Stored data:
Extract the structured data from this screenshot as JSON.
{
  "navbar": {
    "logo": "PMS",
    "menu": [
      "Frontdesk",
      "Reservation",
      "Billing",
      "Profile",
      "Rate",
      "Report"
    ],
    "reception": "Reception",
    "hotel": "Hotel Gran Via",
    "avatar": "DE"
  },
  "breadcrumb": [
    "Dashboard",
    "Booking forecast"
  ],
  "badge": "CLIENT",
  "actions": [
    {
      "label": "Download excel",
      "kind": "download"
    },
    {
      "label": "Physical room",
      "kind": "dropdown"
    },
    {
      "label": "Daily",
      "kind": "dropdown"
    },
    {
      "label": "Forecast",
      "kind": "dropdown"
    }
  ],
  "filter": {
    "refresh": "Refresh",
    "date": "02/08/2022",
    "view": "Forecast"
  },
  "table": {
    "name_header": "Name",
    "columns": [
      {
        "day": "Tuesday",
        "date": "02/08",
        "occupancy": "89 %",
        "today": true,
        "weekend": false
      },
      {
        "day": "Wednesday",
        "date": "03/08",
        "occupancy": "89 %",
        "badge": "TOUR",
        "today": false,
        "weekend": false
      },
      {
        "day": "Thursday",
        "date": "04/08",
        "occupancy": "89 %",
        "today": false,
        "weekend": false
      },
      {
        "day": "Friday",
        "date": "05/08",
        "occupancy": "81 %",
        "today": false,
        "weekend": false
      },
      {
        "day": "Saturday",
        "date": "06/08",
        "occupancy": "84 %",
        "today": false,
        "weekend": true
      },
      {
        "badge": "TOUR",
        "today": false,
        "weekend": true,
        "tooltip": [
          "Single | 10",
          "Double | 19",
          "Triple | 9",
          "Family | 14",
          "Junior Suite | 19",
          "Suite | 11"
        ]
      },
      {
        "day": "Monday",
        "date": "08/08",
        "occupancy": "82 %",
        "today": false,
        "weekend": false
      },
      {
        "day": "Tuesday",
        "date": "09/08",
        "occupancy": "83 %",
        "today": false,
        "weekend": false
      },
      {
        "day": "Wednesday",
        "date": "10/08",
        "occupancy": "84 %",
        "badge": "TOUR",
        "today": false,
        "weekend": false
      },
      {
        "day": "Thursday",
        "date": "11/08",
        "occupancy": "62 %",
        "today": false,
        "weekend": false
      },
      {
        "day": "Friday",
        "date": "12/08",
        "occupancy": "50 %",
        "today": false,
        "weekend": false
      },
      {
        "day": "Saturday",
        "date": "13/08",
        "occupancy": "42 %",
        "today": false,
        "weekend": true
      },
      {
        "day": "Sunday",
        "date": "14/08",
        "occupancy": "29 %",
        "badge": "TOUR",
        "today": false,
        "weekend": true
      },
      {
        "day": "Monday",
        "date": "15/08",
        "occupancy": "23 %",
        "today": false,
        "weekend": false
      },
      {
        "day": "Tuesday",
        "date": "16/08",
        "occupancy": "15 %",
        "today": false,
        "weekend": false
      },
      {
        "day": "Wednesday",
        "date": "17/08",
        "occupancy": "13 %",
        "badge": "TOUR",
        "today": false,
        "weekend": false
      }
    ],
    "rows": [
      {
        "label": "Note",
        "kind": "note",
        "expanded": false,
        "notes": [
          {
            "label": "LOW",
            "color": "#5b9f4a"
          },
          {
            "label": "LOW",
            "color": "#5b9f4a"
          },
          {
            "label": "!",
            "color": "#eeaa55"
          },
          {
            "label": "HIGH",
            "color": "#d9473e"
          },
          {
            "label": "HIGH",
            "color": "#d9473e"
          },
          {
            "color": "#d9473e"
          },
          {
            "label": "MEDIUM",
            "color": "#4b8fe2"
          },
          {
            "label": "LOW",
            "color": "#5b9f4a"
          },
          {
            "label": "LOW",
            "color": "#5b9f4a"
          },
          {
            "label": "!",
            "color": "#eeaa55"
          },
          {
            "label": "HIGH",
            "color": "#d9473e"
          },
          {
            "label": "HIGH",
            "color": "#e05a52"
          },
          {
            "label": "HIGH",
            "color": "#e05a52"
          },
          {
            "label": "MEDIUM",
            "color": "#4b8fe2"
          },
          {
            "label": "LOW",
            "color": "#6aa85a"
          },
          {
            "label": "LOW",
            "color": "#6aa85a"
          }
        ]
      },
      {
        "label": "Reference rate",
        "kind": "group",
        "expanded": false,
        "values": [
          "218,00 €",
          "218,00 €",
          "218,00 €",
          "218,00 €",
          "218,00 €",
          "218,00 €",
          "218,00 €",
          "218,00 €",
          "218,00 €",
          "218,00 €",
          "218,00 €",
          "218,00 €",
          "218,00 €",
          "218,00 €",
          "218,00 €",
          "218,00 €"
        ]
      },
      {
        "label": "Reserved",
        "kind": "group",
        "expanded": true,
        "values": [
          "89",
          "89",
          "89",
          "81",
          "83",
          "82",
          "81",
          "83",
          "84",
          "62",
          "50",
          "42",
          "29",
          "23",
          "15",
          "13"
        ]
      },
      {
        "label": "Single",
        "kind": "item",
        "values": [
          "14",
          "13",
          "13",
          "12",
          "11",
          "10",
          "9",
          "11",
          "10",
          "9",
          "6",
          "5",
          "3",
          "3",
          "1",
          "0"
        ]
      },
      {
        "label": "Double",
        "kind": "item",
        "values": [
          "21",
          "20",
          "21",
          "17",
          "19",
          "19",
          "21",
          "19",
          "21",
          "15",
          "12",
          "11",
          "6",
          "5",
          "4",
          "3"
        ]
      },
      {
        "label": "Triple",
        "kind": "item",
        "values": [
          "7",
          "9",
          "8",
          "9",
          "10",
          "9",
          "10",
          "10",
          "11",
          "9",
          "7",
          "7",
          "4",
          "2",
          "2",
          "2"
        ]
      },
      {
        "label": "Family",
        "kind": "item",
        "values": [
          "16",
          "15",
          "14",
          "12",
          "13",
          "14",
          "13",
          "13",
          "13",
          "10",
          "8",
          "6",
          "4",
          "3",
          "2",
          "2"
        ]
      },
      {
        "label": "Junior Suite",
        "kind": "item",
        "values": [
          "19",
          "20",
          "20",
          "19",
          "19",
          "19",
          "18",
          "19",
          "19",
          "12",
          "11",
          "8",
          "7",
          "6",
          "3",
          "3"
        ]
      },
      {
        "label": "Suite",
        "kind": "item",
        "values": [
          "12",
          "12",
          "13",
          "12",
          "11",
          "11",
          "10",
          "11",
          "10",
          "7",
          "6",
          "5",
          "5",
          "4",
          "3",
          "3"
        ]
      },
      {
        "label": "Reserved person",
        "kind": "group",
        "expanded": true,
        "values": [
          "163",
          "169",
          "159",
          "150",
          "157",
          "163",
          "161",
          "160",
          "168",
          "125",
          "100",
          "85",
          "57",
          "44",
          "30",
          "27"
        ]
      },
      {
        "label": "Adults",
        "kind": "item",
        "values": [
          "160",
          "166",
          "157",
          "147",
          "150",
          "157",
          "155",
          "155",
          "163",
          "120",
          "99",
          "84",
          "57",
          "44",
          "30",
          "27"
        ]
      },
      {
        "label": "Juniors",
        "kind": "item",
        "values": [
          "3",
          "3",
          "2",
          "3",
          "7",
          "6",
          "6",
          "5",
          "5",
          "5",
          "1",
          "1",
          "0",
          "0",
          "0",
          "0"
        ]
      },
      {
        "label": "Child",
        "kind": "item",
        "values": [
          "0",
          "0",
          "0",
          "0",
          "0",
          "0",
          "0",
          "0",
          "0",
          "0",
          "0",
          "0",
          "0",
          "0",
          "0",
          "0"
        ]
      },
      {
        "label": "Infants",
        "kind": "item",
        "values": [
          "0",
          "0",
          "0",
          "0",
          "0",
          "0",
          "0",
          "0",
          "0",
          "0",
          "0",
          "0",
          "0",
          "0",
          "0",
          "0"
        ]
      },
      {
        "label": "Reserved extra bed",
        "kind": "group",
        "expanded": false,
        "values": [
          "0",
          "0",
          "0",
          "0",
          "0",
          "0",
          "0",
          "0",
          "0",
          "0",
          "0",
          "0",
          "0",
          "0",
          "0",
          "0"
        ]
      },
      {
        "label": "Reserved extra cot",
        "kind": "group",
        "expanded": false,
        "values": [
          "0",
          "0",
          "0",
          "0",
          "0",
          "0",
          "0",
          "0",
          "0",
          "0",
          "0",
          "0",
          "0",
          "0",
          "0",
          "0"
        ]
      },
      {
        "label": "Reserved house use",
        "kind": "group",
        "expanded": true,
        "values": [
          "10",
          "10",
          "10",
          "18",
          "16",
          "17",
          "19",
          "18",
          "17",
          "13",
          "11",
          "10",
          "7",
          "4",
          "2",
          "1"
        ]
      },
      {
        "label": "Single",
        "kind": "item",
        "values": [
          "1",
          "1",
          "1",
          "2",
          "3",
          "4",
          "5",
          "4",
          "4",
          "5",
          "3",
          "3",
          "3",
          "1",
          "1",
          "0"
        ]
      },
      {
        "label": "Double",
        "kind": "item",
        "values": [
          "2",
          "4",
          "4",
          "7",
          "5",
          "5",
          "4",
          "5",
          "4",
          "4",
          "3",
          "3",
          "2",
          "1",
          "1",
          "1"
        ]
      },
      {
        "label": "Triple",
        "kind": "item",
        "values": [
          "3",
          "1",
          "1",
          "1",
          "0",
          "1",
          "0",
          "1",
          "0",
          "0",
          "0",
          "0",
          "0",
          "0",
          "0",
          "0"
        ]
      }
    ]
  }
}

PROBLEM REQUIREMENTS: Read the entries and select each line where the word "Reserved" is found.

REPLY TO THE EXERCISE:
        "label": "Reserved",
        "label": "Reserved person",
        "label": "Reserved extra bed",
        "label": "Reserved extra cot",
        "label": "Reserved house use",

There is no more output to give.